Input rows:
↓

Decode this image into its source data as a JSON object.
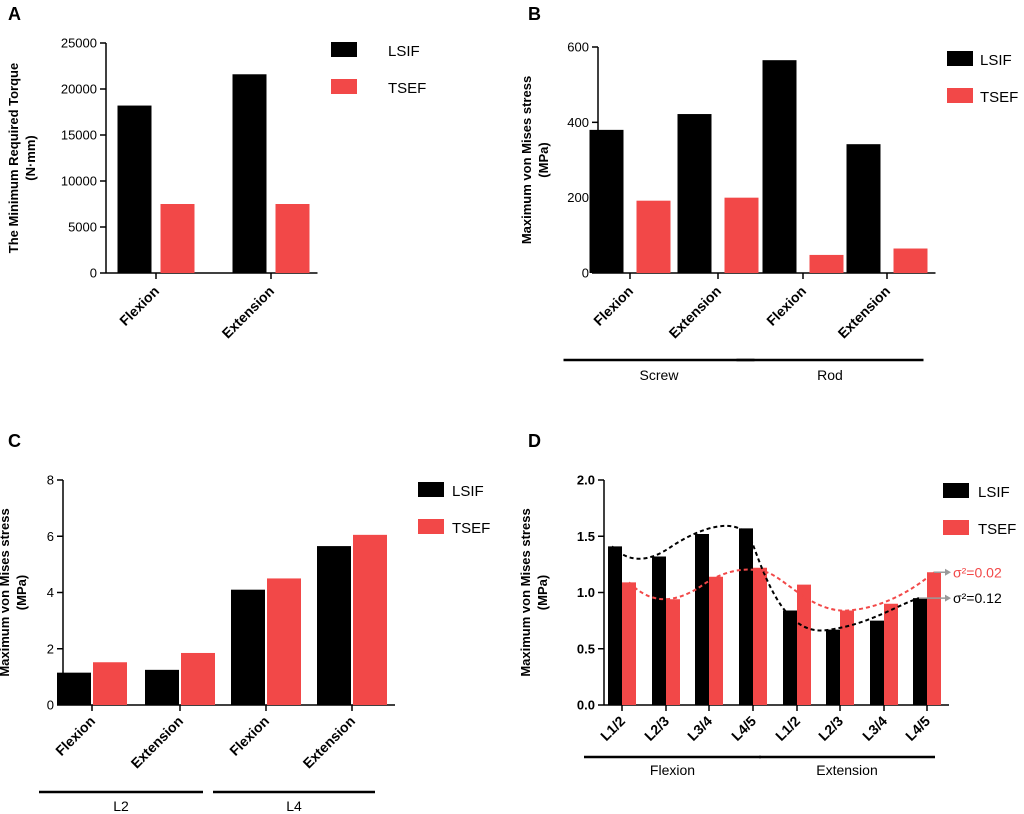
{
  "colors": {
    "lsif": "#000000",
    "tsef": "#f24848",
    "arrow": "#9a9a9a"
  },
  "chart_data": [
    {
      "panel": "A",
      "type": "bar",
      "ylabel_lines": [
        "The Minimum Required Torque",
        "(N·mm)"
      ],
      "ylim": [
        0,
        25000
      ],
      "yticks": [
        0,
        5000,
        10000,
        15000,
        20000,
        25000
      ],
      "categories": [
        "Flexion",
        "Extension"
      ],
      "series": [
        {
          "name": "LSIF",
          "values": [
            18200,
            21600
          ]
        },
        {
          "name": "TSEF",
          "values": [
            7500,
            7500
          ]
        }
      ],
      "groups": [],
      "legend": "top-right"
    },
    {
      "panel": "B",
      "type": "bar",
      "ylabel_lines": [
        "Maximum von Mises stress",
        "(MPa)"
      ],
      "ylim": [
        0,
        600
      ],
      "yticks": [
        0,
        200,
        400,
        600
      ],
      "categories": [
        "Flexion",
        "Extension",
        "Flexion",
        "Extension"
      ],
      "series": [
        {
          "name": "LSIF",
          "values": [
            380,
            422,
            565,
            342
          ]
        },
        {
          "name": "TSEF",
          "values": [
            192,
            200,
            48,
            65
          ]
        }
      ],
      "groups": [
        {
          "label": "Screw",
          "span": [
            0,
            1
          ]
        },
        {
          "label": "Rod",
          "span": [
            2,
            3
          ]
        }
      ],
      "legend": "top-right"
    },
    {
      "panel": "C",
      "type": "bar",
      "ylabel_lines": [
        "Maximum von Mises stress",
        "(MPa)"
      ],
      "ylim": [
        0,
        8
      ],
      "yticks": [
        0,
        2,
        4,
        6,
        8
      ],
      "categories": [
        "Flexion",
        "Extension",
        "Flexion",
        "Extension"
      ],
      "series": [
        {
          "name": "LSIF",
          "values": [
            1.15,
            1.25,
            4.1,
            5.65
          ]
        },
        {
          "name": "TSEF",
          "values": [
            1.52,
            1.85,
            4.5,
            6.05
          ]
        }
      ],
      "groups": [
        {
          "label": "L2",
          "span": [
            0,
            1
          ]
        },
        {
          "label": "L4",
          "span": [
            2,
            3
          ]
        }
      ],
      "legend": "top-right"
    },
    {
      "panel": "D",
      "type": "bar",
      "ylabel_lines": [
        "Maximum von Mises stress",
        "(MPa)"
      ],
      "ylim": [
        0,
        2.0
      ],
      "yticks": [
        "0.0",
        "0.5",
        "1.0",
        "1.5",
        "2.0"
      ],
      "categories": [
        "L1/2",
        "L2/3",
        "L3/4",
        "L4/5",
        "L1/2",
        "L2/3",
        "L3/4",
        "L4/5"
      ],
      "series": [
        {
          "name": "LSIF",
          "values": [
            1.41,
            1.32,
            1.52,
            1.57,
            0.84,
            0.67,
            0.75,
            0.95
          ]
        },
        {
          "name": "TSEF",
          "values": [
            1.09,
            0.94,
            1.14,
            1.22,
            1.07,
            0.84,
            0.9,
            1.18
          ]
        }
      ],
      "groups": [
        {
          "label": "Flexion",
          "span": [
            0,
            3
          ]
        },
        {
          "label": "Extension",
          "span": [
            4,
            7
          ]
        }
      ],
      "annotations": [
        {
          "text": "σ²=0.02",
          "series": "TSEF",
          "at_value": 1.18
        },
        {
          "text": "σ²=0.12",
          "series": "LSIF",
          "at_value": 0.95
        }
      ],
      "legend": "top-right"
    }
  ]
}
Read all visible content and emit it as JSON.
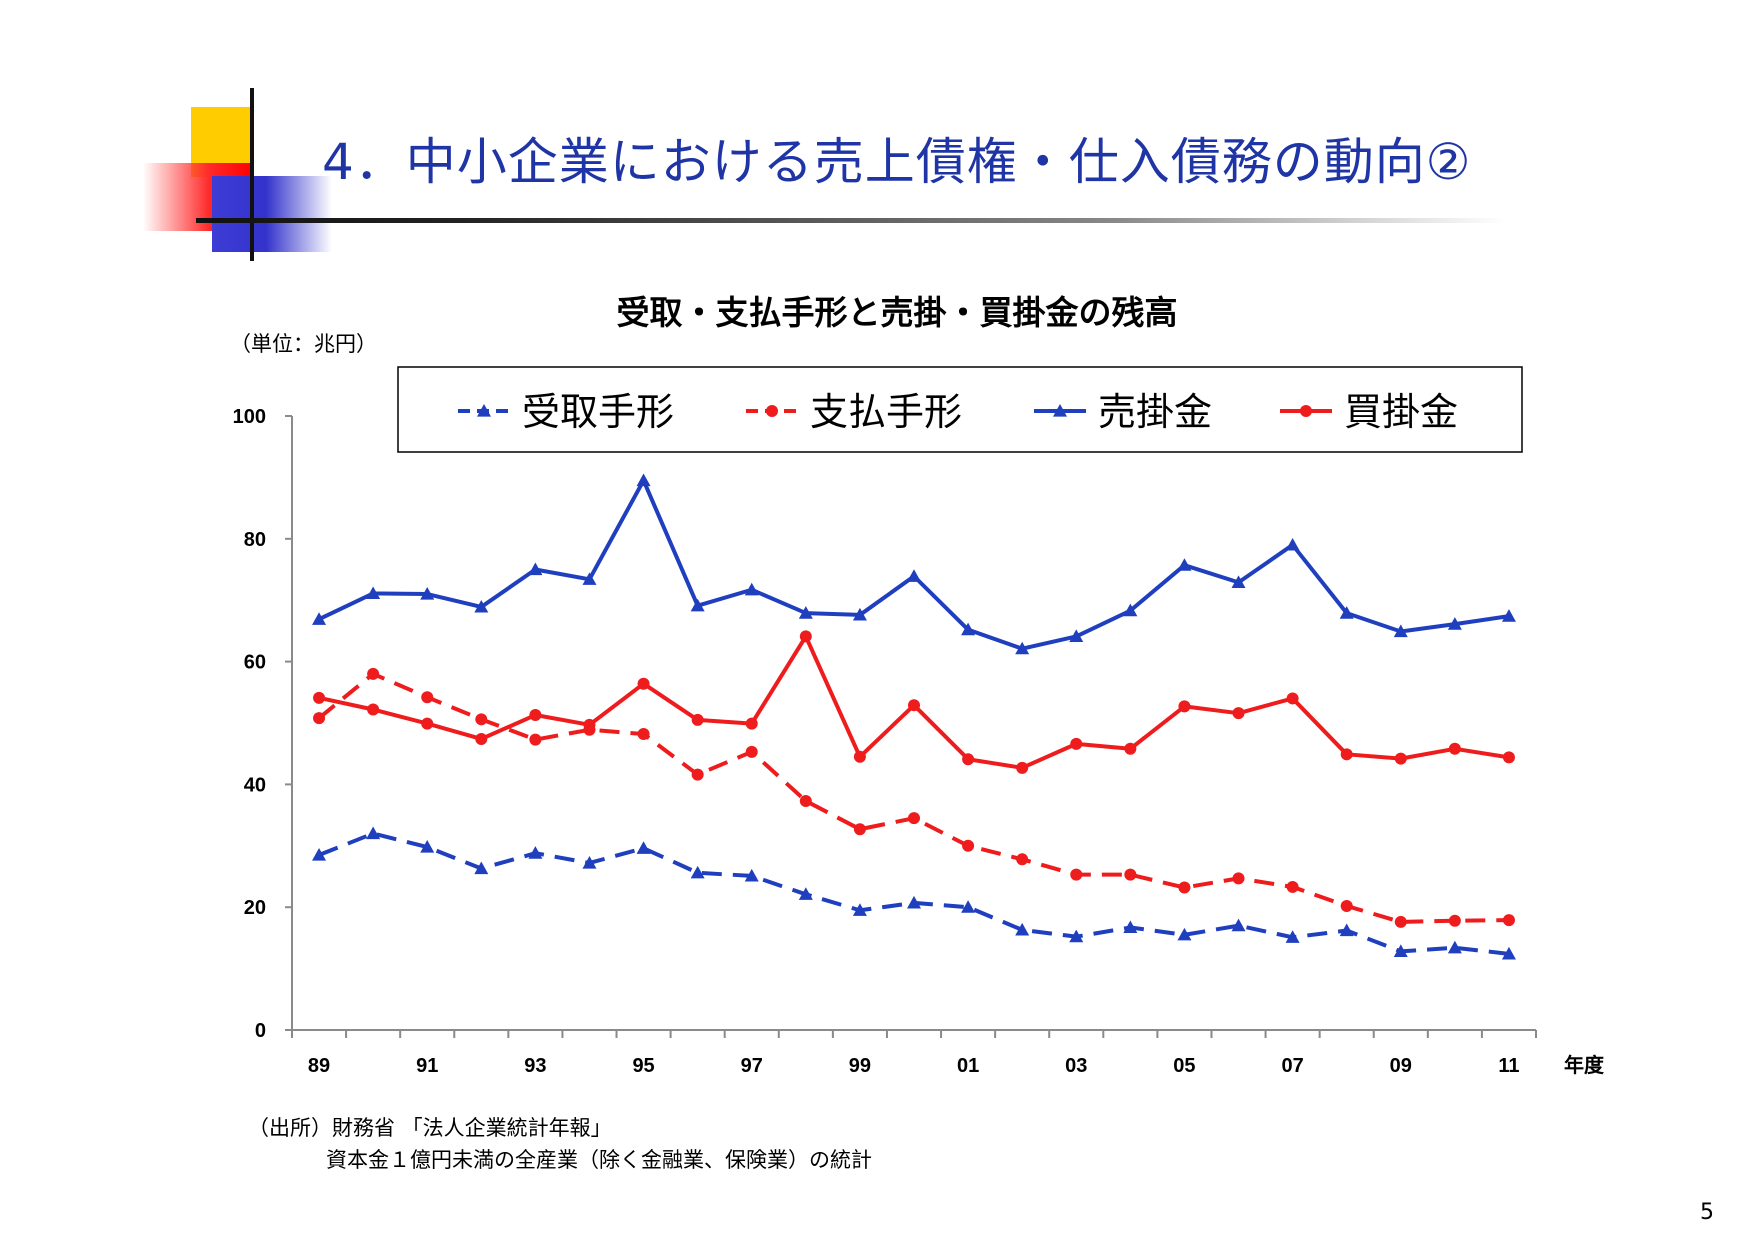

↑

Problem to solve:
Each record above must be returned exactly as written, with its pictures omitted.

Exercise response:
Decode this image into its source data as a JSON object.
{
  "colors": {
    "lsif": "#000000",
    "tsef": "#f24848",
    "arrow": "#9a9a9a"
  },
  "chart_data": [
    {
      "panel": "A",
      "type": "bar",
      "ylabel_lines": [
        "The Minimum Required Torque",
        "(N·mm)"
      ],
      "ylim": [
        0,
        25000
      ],
      "yticks": [
        0,
        5000,
        10000,
        15000,
        20000,
        25000
      ],
      "categories": [
        "Flexion",
        "Extension"
      ],
      "series": [
        {
          "name": "LSIF",
          "values": [
            18200,
            21600
          ]
        },
        {
          "name": "TSEF",
          "values": [
            7500,
            7500
          ]
        }
      ],
      "groups": [],
      "legend": "top-right"
    },
    {
      "panel": "B",
      "type": "bar",
      "ylabel_lines": [
        "Maximum von Mises stress",
        "(MPa)"
      ],
      "ylim": [
        0,
        600
      ],
      "yticks": [
        0,
        200,
        400,
        600
      ],
      "categories": [
        "Flexion",
        "Extension",
        "Flexion",
        "Extension"
      ],
      "series": [
        {
          "name": "LSIF",
          "values": [
            380,
            422,
            565,
            342
          ]
        },
        {
          "name": "TSEF",
          "values": [
            192,
            200,
            48,
            65
          ]
        }
      ],
      "groups": [
        {
          "label": "Screw",
          "span": [
            0,
            1
          ]
        },
        {
          "label": "Rod",
          "span": [
            2,
            3
          ]
        }
      ],
      "legend": "top-right"
    },
    {
      "panel": "C",
      "type": "bar",
      "ylabel_lines": [
        "Maximum von Mises stress",
        "(MPa)"
      ],
      "ylim": [
        0,
        8
      ],
      "yticks": [
        0,
        2,
        4,
        6,
        8
      ],
      "categories": [
        "Flexion",
        "Extension",
        "Flexion",
        "Extension"
      ],
      "series": [
        {
          "name": "LSIF",
          "values": [
            1.15,
            1.25,
            4.1,
            5.65
          ]
        },
        {
          "name": "TSEF",
          "values": [
            1.52,
            1.85,
            4.5,
            6.05
          ]
        }
      ],
      "groups": [
        {
          "label": "L2",
          "span": [
            0,
            1
          ]
        },
        {
          "label": "L4",
          "span": [
            2,
            3
          ]
        }
      ],
      "legend": "top-right"
    },
    {
      "panel": "D",
      "type": "bar",
      "ylabel_lines": [
        "Maximum von Mises stress",
        "(MPa)"
      ],
      "ylim": [
        0,
        2.0
      ],
      "yticks": [
        "0.0",
        "0.5",
        "1.0",
        "1.5",
        "2.0"
      ],
      "categories": [
        "L1/2",
        "L2/3",
        "L3/4",
        "L4/5",
        "L1/2",
        "L2/3",
        "L3/4",
        "L4/5"
      ],
      "series": [
        {
          "name": "LSIF",
          "values": [
            1.41,
            1.32,
            1.52,
            1.57,
            0.84,
            0.67,
            0.75,
            0.95
          ]
        },
        {
          "name": "TSEF",
          "values": [
            1.09,
            0.94,
            1.14,
            1.22,
            1.07,
            0.84,
            0.9,
            1.18
          ]
        }
      ],
      "groups": [
        {
          "label": "Flexion",
          "span": [
            0,
            3
          ]
        },
        {
          "label": "Extension",
          "span": [
            4,
            7
          ]
        }
      ],
      "annotations": [
        {
          "text": "σ²=0.02",
          "series": "TSEF",
          "at_value": 1.18
        },
        {
          "text": "σ²=0.12",
          "series": "LSIF",
          "at_value": 0.95
        }
      ],
      "legend": "top-right"
    }
  ]
}
Read all visible content and emit it as JSON.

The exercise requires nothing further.